- Given task:
Go through the entries below and pick out every line with "Variable".

[Figure dataset records]
※ ※ ※
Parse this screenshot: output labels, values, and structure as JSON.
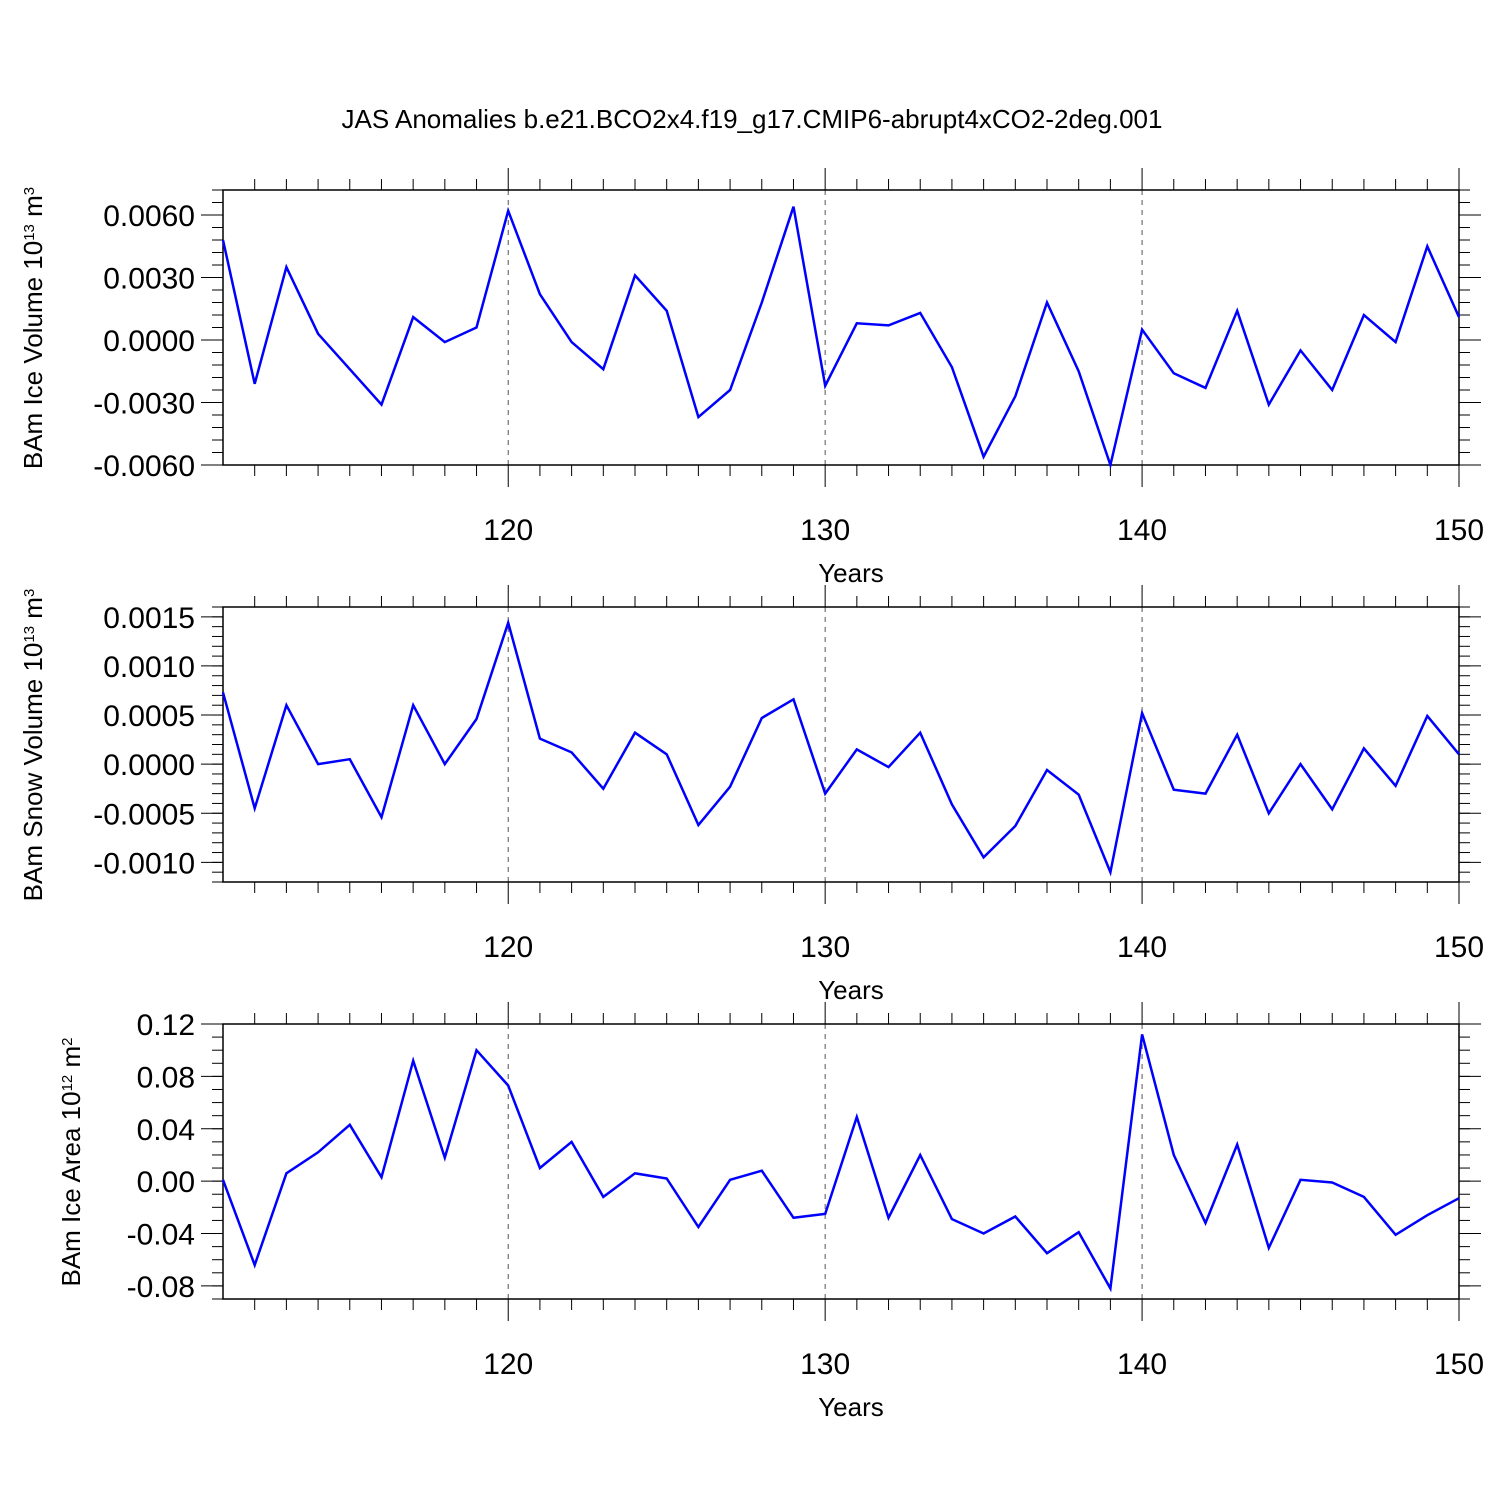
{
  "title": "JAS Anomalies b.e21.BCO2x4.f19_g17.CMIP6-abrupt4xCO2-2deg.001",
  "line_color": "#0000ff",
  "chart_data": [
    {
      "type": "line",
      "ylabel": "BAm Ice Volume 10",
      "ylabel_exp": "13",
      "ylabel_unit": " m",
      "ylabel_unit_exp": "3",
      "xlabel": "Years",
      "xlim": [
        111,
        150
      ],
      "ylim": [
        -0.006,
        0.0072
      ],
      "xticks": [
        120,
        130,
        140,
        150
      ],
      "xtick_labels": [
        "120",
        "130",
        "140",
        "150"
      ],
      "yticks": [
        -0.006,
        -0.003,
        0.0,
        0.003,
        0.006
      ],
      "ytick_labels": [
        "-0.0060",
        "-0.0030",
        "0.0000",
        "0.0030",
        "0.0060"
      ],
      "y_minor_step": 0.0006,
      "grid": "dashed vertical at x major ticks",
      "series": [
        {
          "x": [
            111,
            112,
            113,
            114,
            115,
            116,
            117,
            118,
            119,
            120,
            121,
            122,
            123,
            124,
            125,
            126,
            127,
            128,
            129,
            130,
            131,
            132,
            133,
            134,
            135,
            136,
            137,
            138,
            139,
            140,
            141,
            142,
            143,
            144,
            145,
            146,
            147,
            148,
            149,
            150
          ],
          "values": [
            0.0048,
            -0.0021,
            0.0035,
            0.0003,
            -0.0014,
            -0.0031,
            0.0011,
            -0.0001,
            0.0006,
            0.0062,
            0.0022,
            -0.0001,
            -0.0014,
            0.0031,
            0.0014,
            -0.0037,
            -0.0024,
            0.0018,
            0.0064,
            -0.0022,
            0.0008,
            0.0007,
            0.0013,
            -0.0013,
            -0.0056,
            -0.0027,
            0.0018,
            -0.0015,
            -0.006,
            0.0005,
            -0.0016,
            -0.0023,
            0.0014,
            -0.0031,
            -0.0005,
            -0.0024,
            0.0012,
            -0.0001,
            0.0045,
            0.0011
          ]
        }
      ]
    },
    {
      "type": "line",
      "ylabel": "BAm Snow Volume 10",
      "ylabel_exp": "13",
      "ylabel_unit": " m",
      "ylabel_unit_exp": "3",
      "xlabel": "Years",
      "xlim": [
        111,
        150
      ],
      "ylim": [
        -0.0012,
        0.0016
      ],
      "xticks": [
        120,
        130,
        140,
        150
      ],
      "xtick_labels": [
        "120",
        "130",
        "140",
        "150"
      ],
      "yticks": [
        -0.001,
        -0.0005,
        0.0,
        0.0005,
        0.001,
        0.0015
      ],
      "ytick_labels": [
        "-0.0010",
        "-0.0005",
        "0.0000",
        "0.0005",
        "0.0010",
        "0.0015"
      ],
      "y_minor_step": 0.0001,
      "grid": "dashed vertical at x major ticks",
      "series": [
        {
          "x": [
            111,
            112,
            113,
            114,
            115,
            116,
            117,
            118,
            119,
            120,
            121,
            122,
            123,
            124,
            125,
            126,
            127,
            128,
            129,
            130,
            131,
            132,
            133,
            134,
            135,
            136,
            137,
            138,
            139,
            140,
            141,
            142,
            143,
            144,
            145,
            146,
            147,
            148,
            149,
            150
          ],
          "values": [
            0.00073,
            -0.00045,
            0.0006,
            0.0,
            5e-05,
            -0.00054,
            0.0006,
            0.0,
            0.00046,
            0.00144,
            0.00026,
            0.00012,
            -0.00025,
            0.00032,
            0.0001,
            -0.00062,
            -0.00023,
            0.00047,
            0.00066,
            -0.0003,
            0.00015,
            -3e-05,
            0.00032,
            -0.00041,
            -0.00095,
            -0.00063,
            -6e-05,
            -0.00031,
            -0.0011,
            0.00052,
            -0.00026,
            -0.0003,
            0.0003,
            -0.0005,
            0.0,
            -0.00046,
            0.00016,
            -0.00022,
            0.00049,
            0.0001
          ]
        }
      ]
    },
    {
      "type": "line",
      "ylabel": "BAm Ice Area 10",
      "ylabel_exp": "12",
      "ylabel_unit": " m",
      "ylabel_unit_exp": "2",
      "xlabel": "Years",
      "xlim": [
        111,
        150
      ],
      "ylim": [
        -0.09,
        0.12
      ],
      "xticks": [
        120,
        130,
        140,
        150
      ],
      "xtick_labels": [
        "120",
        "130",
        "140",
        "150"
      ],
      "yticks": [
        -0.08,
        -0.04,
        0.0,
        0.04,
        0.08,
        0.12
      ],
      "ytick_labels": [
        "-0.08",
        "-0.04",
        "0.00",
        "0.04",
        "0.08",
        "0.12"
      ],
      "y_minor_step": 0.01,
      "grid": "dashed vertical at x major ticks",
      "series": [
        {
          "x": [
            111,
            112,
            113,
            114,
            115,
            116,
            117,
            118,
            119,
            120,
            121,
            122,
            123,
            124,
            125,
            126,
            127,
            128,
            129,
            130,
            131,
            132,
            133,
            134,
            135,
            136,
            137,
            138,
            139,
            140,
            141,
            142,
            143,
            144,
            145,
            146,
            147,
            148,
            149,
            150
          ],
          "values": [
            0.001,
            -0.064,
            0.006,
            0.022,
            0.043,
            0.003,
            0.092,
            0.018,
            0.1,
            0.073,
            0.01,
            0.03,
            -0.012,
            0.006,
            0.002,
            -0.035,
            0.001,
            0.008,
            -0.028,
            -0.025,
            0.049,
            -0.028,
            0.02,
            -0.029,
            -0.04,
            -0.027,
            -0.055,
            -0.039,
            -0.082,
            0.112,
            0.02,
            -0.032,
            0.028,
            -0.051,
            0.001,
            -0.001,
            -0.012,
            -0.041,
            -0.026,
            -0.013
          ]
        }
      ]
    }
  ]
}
※ ※ ※
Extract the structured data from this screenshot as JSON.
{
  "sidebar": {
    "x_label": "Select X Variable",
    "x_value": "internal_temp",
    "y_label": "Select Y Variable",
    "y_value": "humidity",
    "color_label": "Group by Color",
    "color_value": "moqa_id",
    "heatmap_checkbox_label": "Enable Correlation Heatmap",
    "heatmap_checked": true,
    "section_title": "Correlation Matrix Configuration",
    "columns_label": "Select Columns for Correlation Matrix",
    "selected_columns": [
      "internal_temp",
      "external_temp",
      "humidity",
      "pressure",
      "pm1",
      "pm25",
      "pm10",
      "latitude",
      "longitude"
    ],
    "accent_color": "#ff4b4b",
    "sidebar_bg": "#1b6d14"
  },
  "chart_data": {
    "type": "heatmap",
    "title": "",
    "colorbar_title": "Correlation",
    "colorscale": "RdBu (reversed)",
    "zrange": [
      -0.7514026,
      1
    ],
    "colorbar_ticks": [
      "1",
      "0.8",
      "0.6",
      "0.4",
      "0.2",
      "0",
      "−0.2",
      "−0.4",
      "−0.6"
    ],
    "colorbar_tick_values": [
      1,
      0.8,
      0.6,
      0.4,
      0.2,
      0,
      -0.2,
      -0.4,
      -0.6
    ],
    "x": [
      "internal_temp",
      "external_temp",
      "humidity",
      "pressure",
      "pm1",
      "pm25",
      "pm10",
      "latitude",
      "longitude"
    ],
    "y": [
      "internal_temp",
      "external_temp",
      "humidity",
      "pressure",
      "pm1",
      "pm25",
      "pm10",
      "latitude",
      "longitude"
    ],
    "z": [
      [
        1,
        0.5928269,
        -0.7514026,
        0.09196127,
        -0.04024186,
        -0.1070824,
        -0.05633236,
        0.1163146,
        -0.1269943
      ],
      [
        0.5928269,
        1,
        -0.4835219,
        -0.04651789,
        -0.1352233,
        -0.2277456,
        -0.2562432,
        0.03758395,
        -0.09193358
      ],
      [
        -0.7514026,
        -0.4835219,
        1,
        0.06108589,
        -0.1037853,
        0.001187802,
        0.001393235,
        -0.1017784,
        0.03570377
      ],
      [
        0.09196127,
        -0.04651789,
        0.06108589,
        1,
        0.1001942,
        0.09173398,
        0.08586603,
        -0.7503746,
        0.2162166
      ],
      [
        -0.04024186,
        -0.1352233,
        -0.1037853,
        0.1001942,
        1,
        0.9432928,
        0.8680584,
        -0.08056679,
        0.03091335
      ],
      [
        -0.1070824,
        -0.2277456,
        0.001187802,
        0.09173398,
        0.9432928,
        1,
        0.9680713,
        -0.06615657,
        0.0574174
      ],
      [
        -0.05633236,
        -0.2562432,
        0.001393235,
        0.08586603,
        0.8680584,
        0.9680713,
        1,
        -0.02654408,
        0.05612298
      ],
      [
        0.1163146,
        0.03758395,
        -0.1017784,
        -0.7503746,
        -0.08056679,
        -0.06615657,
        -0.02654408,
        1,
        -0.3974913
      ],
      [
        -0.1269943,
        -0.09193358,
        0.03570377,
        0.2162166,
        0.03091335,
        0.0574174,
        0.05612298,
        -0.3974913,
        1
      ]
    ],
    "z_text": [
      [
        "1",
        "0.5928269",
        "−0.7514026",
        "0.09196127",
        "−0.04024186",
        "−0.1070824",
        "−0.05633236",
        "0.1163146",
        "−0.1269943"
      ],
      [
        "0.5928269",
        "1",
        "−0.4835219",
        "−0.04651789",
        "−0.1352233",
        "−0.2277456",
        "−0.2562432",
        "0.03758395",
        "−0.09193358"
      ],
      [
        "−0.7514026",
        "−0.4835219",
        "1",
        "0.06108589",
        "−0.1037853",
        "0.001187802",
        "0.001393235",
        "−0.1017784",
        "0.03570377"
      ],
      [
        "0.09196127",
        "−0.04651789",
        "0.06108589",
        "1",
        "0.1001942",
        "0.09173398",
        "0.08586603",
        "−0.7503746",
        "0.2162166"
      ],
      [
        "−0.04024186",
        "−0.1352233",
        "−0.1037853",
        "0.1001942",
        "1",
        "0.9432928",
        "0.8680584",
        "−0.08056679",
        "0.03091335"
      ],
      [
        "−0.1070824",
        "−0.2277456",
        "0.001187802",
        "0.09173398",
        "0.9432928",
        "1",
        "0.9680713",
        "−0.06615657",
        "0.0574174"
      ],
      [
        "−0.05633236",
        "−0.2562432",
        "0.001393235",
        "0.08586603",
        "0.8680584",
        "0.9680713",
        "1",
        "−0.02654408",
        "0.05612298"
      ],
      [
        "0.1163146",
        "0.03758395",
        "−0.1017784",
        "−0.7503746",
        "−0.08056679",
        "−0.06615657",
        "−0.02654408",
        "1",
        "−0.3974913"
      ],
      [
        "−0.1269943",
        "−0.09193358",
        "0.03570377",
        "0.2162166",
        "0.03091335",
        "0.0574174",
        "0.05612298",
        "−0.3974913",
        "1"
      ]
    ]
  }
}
※ ※ ※
- Result of this task:
    "x_label": "Select X Variable",
    "y_label": "Select Y Variable",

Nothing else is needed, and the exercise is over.